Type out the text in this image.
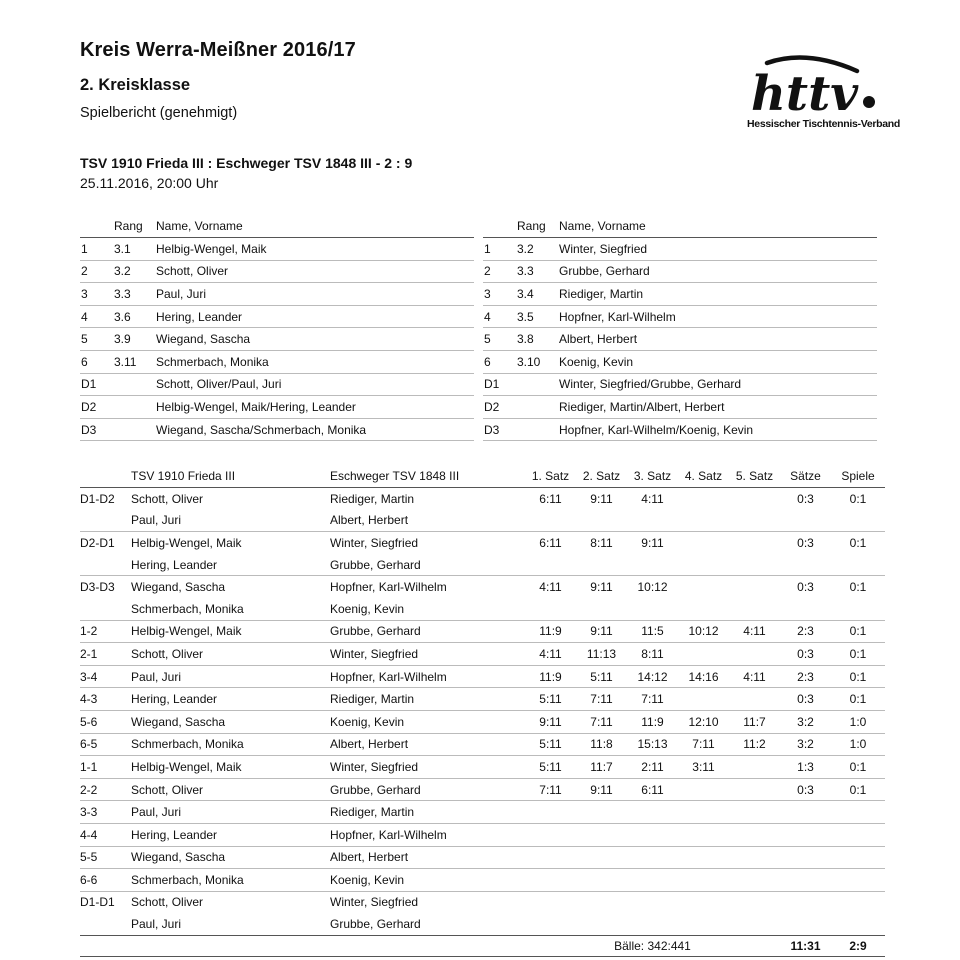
Kreis Werra-Meißner 2016/17
2. Kreisklasse
Spielbericht (genehmigt)
TSV 1910 Frieda III : Eschweger TSV 1848 III - 2 : 9
25.11.2016, 20:00 Uhr
httv
Hessischer Tischtennis-Verband
	Rang	Name, Vorname
1	3.1	Helbig-Wengel, Maik
2	3.2	Schott, Oliver
3	3.3	Paul, Juri
4	3.6	Hering, Leander
5	3.9	Wiegand, Sascha
6	3.11	Schmerbach, Monika
D1		Schott, Oliver/Paul, Juri
D2		Helbig-Wengel, Maik/Hering, Leander
D3		Wiegand, Sascha/Schmerbach, Monika
	Rang	Name, Vorname
1	3.2	Winter, Siegfried
2	3.3	Grubbe, Gerhard
3	3.4	Riediger, Martin
4	3.5	Hopfner, Karl-Wilhelm
5	3.8	Albert, Herbert
6	3.10	Koenig, Kevin
D1		Winter, Siegfried/Grubbe, Gerhard
D2		Riediger, Martin/Albert, Herbert
D3		Hopfner, Karl-Wilhelm/Koenig, Kevin
	TSV 1910 Frieda III	Eschweger TSV 1848 III	1. Satz	2. Satz	3. Satz	4. Satz	5. Satz	Sätze	Spiele
D1-D2	Schott, Oliver	Riediger, Martin	6:11	9:11	4:11			0:3	0:1
	Paul, Juri	Albert, Herbert							
D2-D1	Helbig-Wengel, Maik	Winter, Siegfried	6:11	8:11	9:11			0:3	0:1
	Hering, Leander	Grubbe, Gerhard							
D3-D3	Wiegand, Sascha	Hopfner, Karl-Wilhelm	4:11	9:11	10:12			0:3	0:1
	Schmerbach, Monika	Koenig, Kevin							
1-2	Helbig-Wengel, Maik	Grubbe, Gerhard	11:9	9:11	11:5	10:12	4:11	2:3	0:1
2-1	Schott, Oliver	Winter, Siegfried	4:11	11:13	8:11			0:3	0:1
3-4	Paul, Juri	Hopfner, Karl-Wilhelm	11:9	5:11	14:12	14:16	4:11	2:3	0:1
4-3	Hering, Leander	Riediger, Martin	5:11	7:11	7:11			0:3	0:1
5-6	Wiegand, Sascha	Koenig, Kevin	9:11	7:11	11:9	12:10	11:7	3:2	1:0
6-5	Schmerbach, Monika	Albert, Herbert	5:11	11:8	15:13	7:11	11:2	3:2	1:0
1-1	Helbig-Wengel, Maik	Winter, Siegfried	5:11	11:7	2:11	3:11		1:3	0:1
2-2	Schott, Oliver	Grubbe, Gerhard	7:11	9:11	6:11			0:3	0:1
3-3	Paul, Juri	Riediger, Martin							
4-4	Hering, Leander	Hopfner, Karl-Wilhelm							
5-5	Wiegand, Sascha	Albert, Herbert							
6-6	Schmerbach, Monika	Koenig, Kevin							
D1-D1	Schott, Oliver	Winter, Siegfried							
	Paul, Juri	Grubbe, Gerhard							
			Bälle: 342:441					11:31	2:9
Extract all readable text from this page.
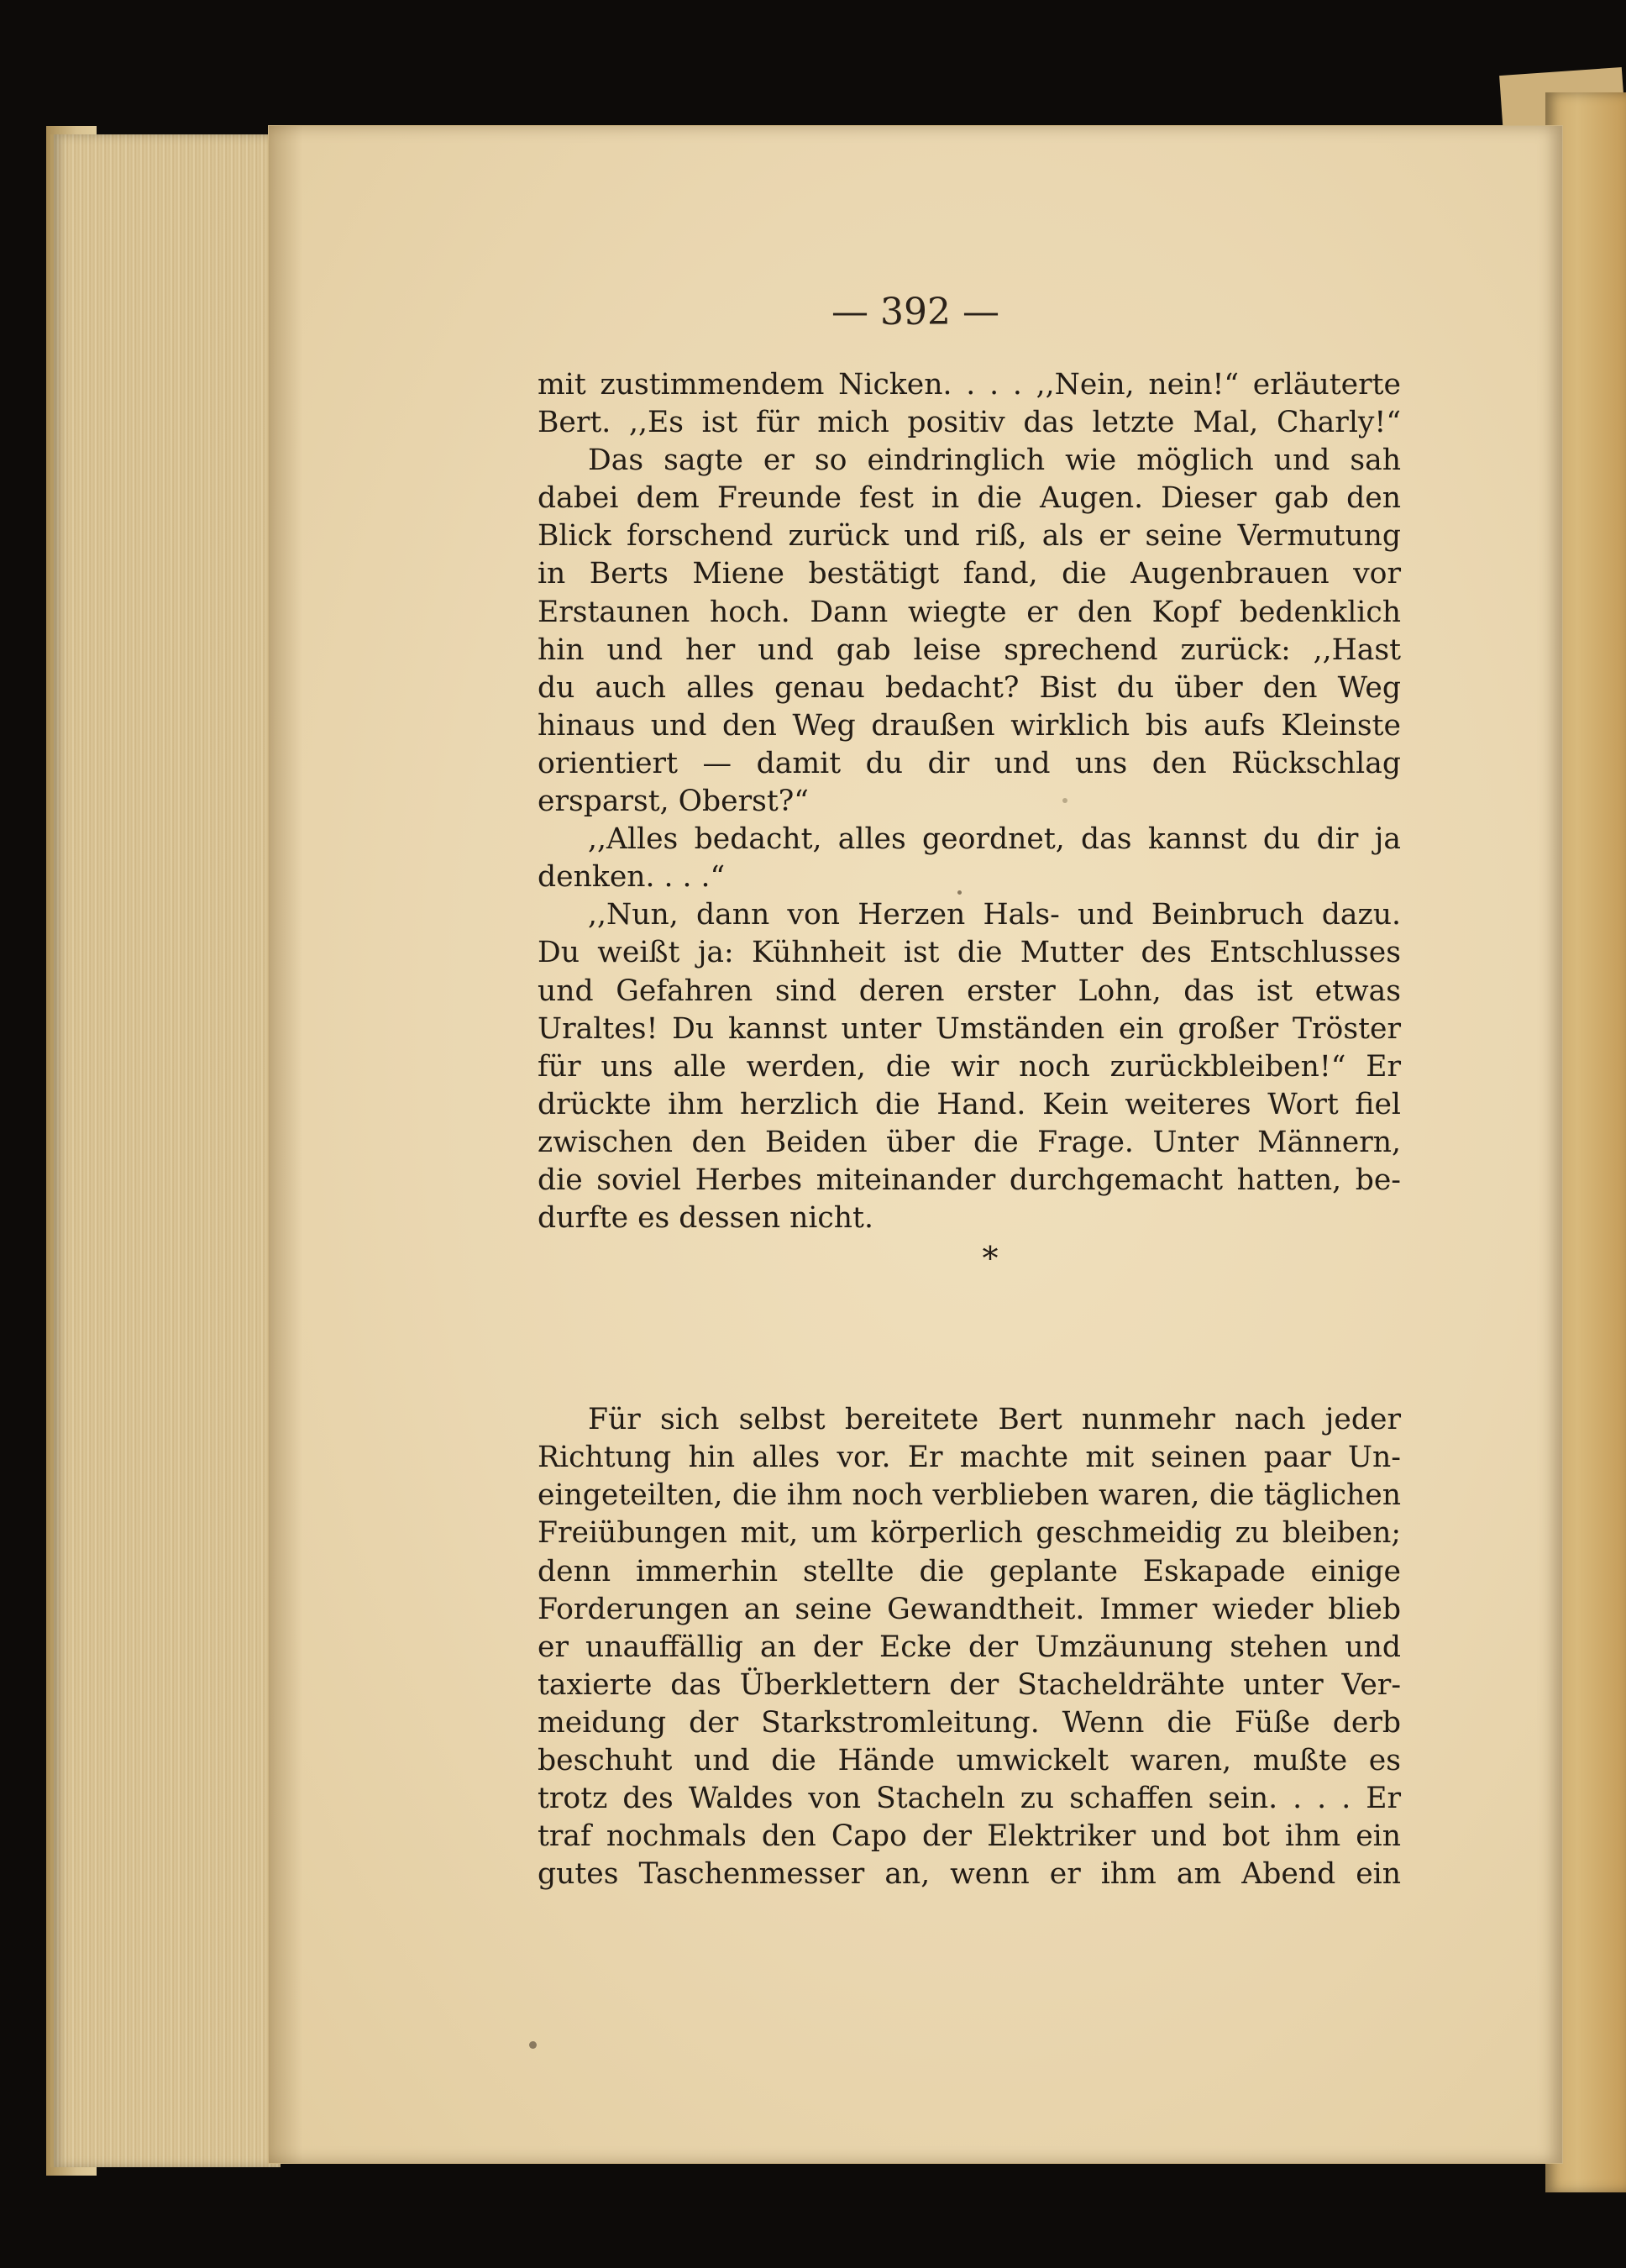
— 392 —
mit zustimmendem Nicken. . . . ,,Nein, nein!“ erläuterte
Bert. ,,Es ist für mich positiv das letzte Mal, Charly!“
Das sagte er so eindringlich wie möglich und sah
dabei dem Freunde fest in die Augen. Dieser gab den
Blick forschend zurück und riß, als er seine Vermutung
in Berts Miene bestätigt fand, die Augenbrauen vor
Erstaunen hoch. Dann wiegte er den Kopf bedenklich
hin und her und gab leise sprechend zurück: ,,Hast
du auch alles genau bedacht? Bist du über den Weg
hinaus und den Weg draußen wirklich bis aufs Kleinste
orientiert — damit du dir und uns den Rückschlag
ersparst, Oberst?“
,,Alles bedacht, alles geordnet, das kannst du dir ja
denken. . . .“
,,Nun, dann von Herzen Hals- und Beinbruch dazu.
Du weißt ja: Kühnheit ist die Mutter des Entschlusses
und Gefahren sind deren erster Lohn, das ist etwas
Uraltes! Du kannst unter Umständen ein großer Tröster
für uns alle werden, die wir noch zurückbleiben!“ Er
drückte ihm herzlich die Hand. Kein weiteres Wort fiel
zwischen den Beiden über die Frage. Unter Männern,
die soviel Herbes miteinander durchgemacht hatten, be-
durfte es dessen nicht.
*
Für sich selbst bereitete Bert nunmehr nach jeder
Richtung hin alles vor. Er machte mit seinen paar Un-
eingeteilten, die ihm noch verblieben waren, die täglichen
Freiübungen mit, um körperlich geschmeidig zu bleiben;
denn immerhin stellte die geplante Eskapade einige
Forderungen an seine Gewandtheit. Immer wieder blieb
er unauffällig an der Ecke der Umzäunung stehen und
taxierte das Überklettern der Stacheldrähte unter Ver-
meidung der Starkstromleitung. Wenn die Füße derb
beschuht und die Hände umwickelt waren, mußte es
trotz des Waldes von Stacheln zu schaffen sein. . . . Er
traf nochmals den Capo der Elektriker und bot ihm ein
gutes Taschenmesser an, wenn er ihm am Abend ein
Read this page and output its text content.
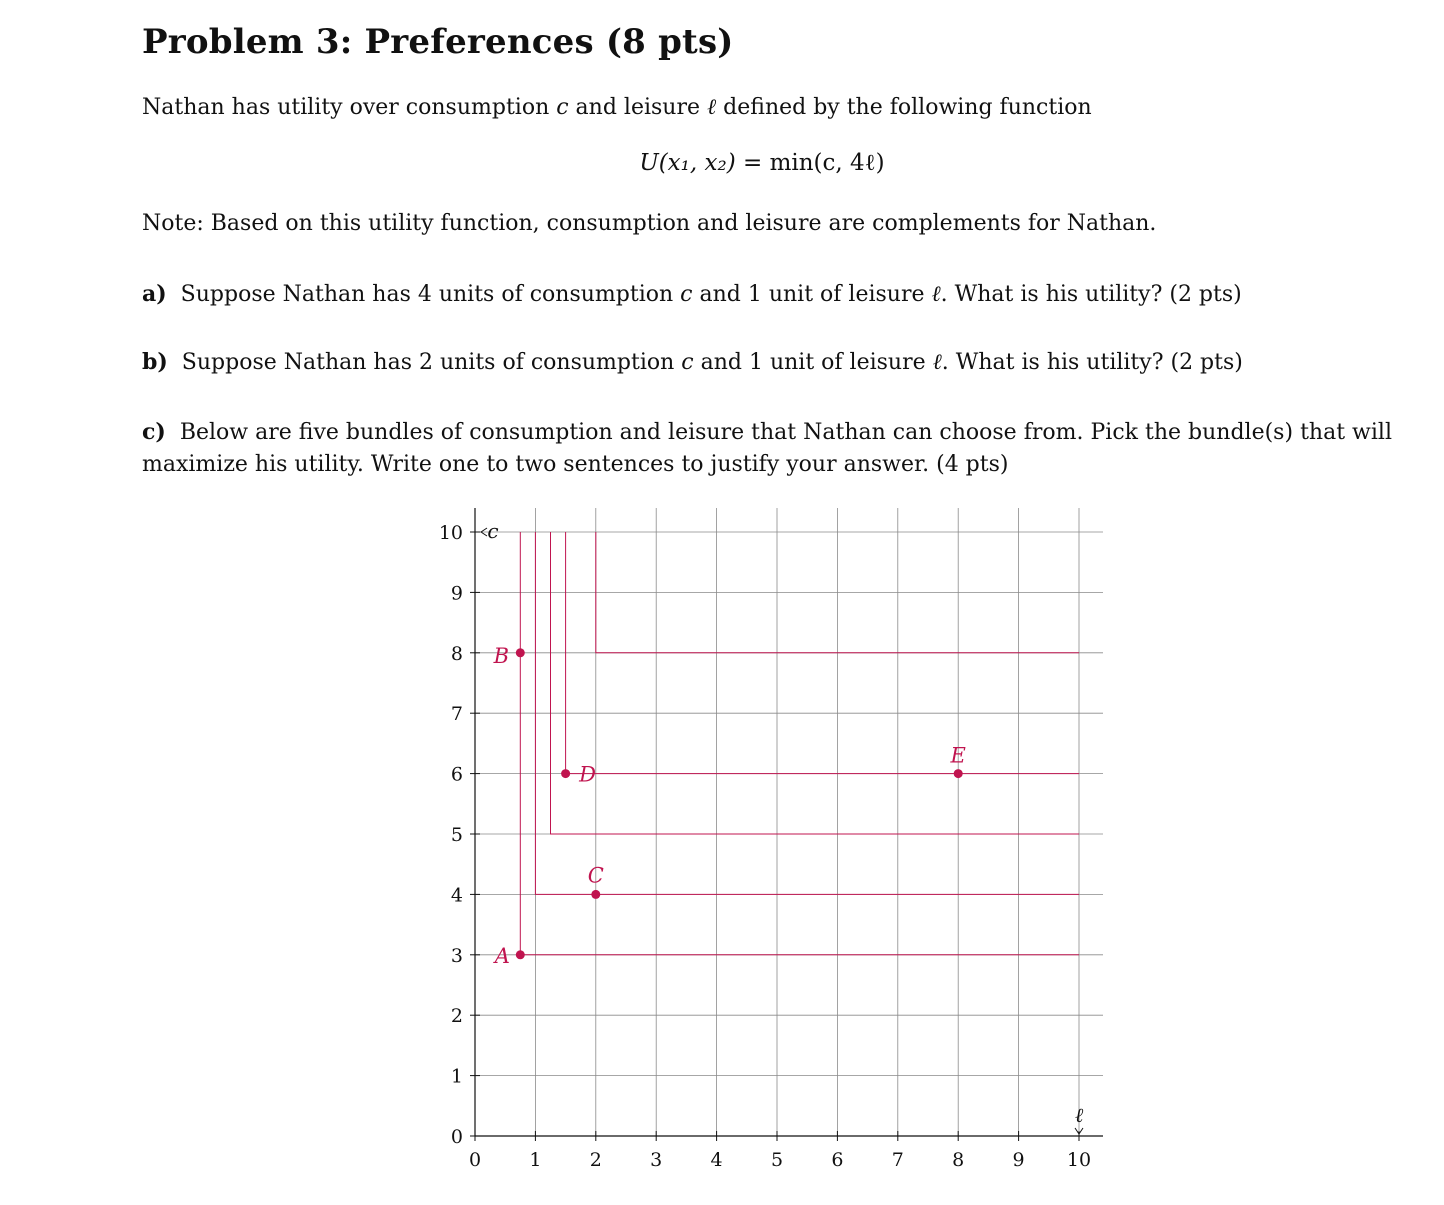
Problem 3: Preferences (8 pts)

Nathan has utility over consumption c and leisure ℓ defined by the following function

U(x₁, x₂) = min(c, 4ℓ)

Note: Based on this utility function, consumption and leisure are complements for Nathan.

a) Suppose Nathan has 4 units of consumption c and 1 unit of leisure ℓ. What is his utility? (2 pts)

b) Suppose Nathan has 2 units of consumption c and 1 unit of leisure ℓ. What is his utility? (2 pts)

c) Below are five bundles of consumption and leisure that Nathan can choose from. Pick the bundle(s) that will maximize his utility. Write one to two sentences to justify your answer. (4 pts)

0	1	2	3	4	5	6	7	8	9 10
0
1
2
3
4
5
6
7
8
9
10
ℓ
c
A
B
C
D
E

○ ○ ○

__Your objective__: From start to finish, output the listing exactly, but omit its pictures.

__Solution below__:
Type out the text in this image.
Kreis Werra-Meißner 2016/17
2. Kreisklasse
Spielbericht (genehmigt)
TSV 1910 Frieda III : Eschweger TSV 1848 III - 2 : 9
25.11.2016, 20:00 Uhr
httv
Hessischer Tischtennis-Verband
	Rang	Name, Vorname
1	3.1	Helbig-Wengel, Maik
2	3.2	Schott, Oliver
3	3.3	Paul, Juri
4	3.6	Hering, Leander
5	3.9	Wiegand, Sascha
6	3.11	Schmerbach, Monika
D1		Schott, Oliver/Paul, Juri
D2		Helbig-Wengel, Maik/Hering, Leander
D3		Wiegand, Sascha/Schmerbach, Monika
	Rang	Name, Vorname
1	3.2	Winter, Siegfried
2	3.3	Grubbe, Gerhard
3	3.4	Riediger, Martin
4	3.5	Hopfner, Karl-Wilhelm
5	3.8	Albert, Herbert
6	3.10	Koenig, Kevin
D1		Winter, Siegfried/Grubbe, Gerhard
D2		Riediger, Martin/Albert, Herbert
D3		Hopfner, Karl-Wilhelm/Koenig, Kevin
	TSV 1910 Frieda III	Eschweger TSV 1848 III	1. Satz	2. Satz	3. Satz	4. Satz	5. Satz	Sätze	Spiele
D1-D2	Schott, Oliver	Riediger, Martin	6:11	9:11	4:11			0:3	0:1
	Paul, Juri	Albert, Herbert							
D2-D1	Helbig-Wengel, Maik	Winter, Siegfried	6:11	8:11	9:11			0:3	0:1
	Hering, Leander	Grubbe, Gerhard							
D3-D3	Wiegand, Sascha	Hopfner, Karl-Wilhelm	4:11	9:11	10:12			0:3	0:1
	Schmerbach, Monika	Koenig, Kevin							
1-2	Helbig-Wengel, Maik	Grubbe, Gerhard	11:9	9:11	11:5	10:12	4:11	2:3	0:1
2-1	Schott, Oliver	Winter, Siegfried	4:11	11:13	8:11			0:3	0:1
3-4	Paul, Juri	Hopfner, Karl-Wilhelm	11:9	5:11	14:12	14:16	4:11	2:3	0:1
4-3	Hering, Leander	Riediger, Martin	5:11	7:11	7:11			0:3	0:1
5-6	Wiegand, Sascha	Koenig, Kevin	9:11	7:11	11:9	12:10	11:7	3:2	1:0
6-5	Schmerbach, Monika	Albert, Herbert	5:11	11:8	15:13	7:11	11:2	3:2	1:0
1-1	Helbig-Wengel, Maik	Winter, Siegfried	5:11	11:7	2:11	3:11		1:3	0:1
2-2	Schott, Oliver	Grubbe, Gerhard	7:11	9:11	6:11			0:3	0:1
3-3	Paul, Juri	Riediger, Martin							
4-4	Hering, Leander	Hopfner, Karl-Wilhelm							
5-5	Wiegand, Sascha	Albert, Herbert							
6-6	Schmerbach, Monika	Koenig, Kevin							
D1-D1	Schott, Oliver	Winter, Siegfried							
	Paul, Juri	Grubbe, Gerhard							
			Bälle: 342:441					11:31	2:9
Extract all readable text from this page.
— 392 —
mit zustimmendem Nicken. . . . ,,Nein, nein!“ erläuterte
Bert. ,,Es ist für mich positiv das letzte Mal, Charly!“
Das sagte er so eindringlich wie möglich und sah
dabei dem Freunde fest in die Augen. Dieser gab den
Blick forschend zurück und riß, als er seine Vermutung
in Berts Miene bestätigt fand, die Augenbrauen vor
Erstaunen hoch. Dann wiegte er den Kopf bedenklich
hin und her und gab leise sprechend zurück: ,,Hast
du auch alles genau bedacht? Bist du über den Weg
hinaus und den Weg draußen wirklich bis aufs Kleinste
orientiert — damit du dir und uns den Rückschlag
ersparst, Oberst?“
,,Alles bedacht, alles geordnet, das kannst du dir ja
denken. . . .“
,,Nun, dann von Herzen Hals- und Beinbruch dazu.
Du weißt ja: Kühnheit ist die Mutter des Entschlusses
und Gefahren sind deren erster Lohn, das ist etwas
Uraltes! Du kannst unter Umständen ein großer Tröster
für uns alle werden, die wir noch zurückbleiben!“ Er
drückte ihm herzlich die Hand. Kein weiteres Wort fiel
zwischen den Beiden über die Frage. Unter Männern,
die soviel Herbes miteinander durchgemacht hatten, be-
durfte es dessen nicht.
*
Für sich selbst bereitete Bert nunmehr nach jeder
Richtung hin alles vor. Er machte mit seinen paar Un-
eingeteilten, die ihm noch verblieben waren, die täglichen
Freiübungen mit, um körperlich geschmeidig zu bleiben;
denn immerhin stellte die geplante Eskapade einige
Forderungen an seine Gewandtheit. Immer wieder blieb
er unauffällig an der Ecke der Umzäunung stehen und
taxierte das Überklettern der Stacheldrähte unter Ver-
meidung der Starkstromleitung. Wenn die Füße derb
beschuht und die Hände umwickelt waren, mußte es
trotz des Waldes von Stacheln zu schaffen sein. . . . Er
traf nochmals den Capo der Elektriker und bot ihm ein
gutes Taschenmesser an, wenn er ihm am Abend ein
Read this page and output its text content.
Problem 3: Preferences (8 pts)

Nathan has utility over consumption c and leisure ℓ defined by the following function

U(x₁, x₂) = min(c, 4ℓ)

Note: Based on this utility function, consumption and leisure are complements for Nathan.

a) Suppose Nathan has 4 units of consumption c and 1 unit of leisure ℓ. What is his utility? (2 pts)

b) Suppose Nathan has 2 units of consumption c and 1 unit of leisure ℓ. What is his utility? (2 pts)

c) Below are five bundles of consumption and leisure that Nathan can choose from. Pick the bundle(s) that will maximize his utility. Write one to two sentences to justify your answer. (4 pts)

0	1	2	3	4	5	6	7	8	9 10
0
1
2
3
4
5
6
7
8
9
10
ℓ
c
A
B
C
D
E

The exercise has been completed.